▸ **WHAT IS BEING ASKED**: Every line of the material is to be repeated exactly as it stands.

▸ **THE INPUT**:
===============

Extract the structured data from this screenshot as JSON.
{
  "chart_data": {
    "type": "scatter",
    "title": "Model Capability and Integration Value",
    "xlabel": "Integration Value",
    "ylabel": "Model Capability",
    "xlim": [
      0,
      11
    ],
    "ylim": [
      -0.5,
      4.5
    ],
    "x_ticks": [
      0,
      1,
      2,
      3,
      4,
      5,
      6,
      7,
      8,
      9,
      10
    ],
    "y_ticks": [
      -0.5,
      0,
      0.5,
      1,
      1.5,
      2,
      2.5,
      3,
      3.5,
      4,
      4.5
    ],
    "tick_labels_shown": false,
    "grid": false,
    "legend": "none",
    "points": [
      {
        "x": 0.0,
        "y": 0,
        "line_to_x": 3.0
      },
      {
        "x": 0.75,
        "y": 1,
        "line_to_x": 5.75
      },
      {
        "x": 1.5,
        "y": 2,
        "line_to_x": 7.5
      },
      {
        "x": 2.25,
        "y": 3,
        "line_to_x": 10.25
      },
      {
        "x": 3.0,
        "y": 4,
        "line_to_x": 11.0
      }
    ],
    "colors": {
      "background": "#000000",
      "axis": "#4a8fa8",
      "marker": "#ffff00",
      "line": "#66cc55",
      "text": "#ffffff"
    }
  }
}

===============

▸ **REPLY**:
Extract the structured data from this screenshot as JSON.
{
  "chart_data": {
    "type": "scatter",
    "title": "Model Capability and Integration Value",
    "xlabel": "Integration Value",
    "ylabel": "Model Capability",
    "xlim": [
      0,
      11
    ],
    "ylim": [
      -0.5,
      4.5
    ],
    "x_ticks": [
      0,
      1,
      2,
      3,
      4,
      5,
      6,
      7,
      8,
      9,
      10
    ],
    "y_ticks": [
      -0.5,
      0,
      0.5,
      1,
      1.5,
      2,
      2.5,
      3,
      3.5,
      4,
      4.5
    ],
    "tick_labels_shown": false,
    "grid": false,
    "legend": "none",
    "points": [
      {
        "x": 0.0,
        "y": 0,
        "line_to_x": 3.0
      },
      {
        "x": 0.75,
        "y": 1,
        "line_to_x": 5.75
      },
      {
        "x": 1.5,
        "y": 2,
        "line_to_x": 7.5
      },
      {
        "x": 2.25,
        "y": 3,
        "line_to_x": 10.25
      },
      {
        "x": 3.0,
        "y": 4,
        "line_to_x": 11.0
      }
    ],
    "colors": {
      "background": "#000000",
      "axis": "#4a8fa8",
      "marker": "#ffff00",
      "line": "#66cc55",
      "text": "#ffffff"
    }
  }
}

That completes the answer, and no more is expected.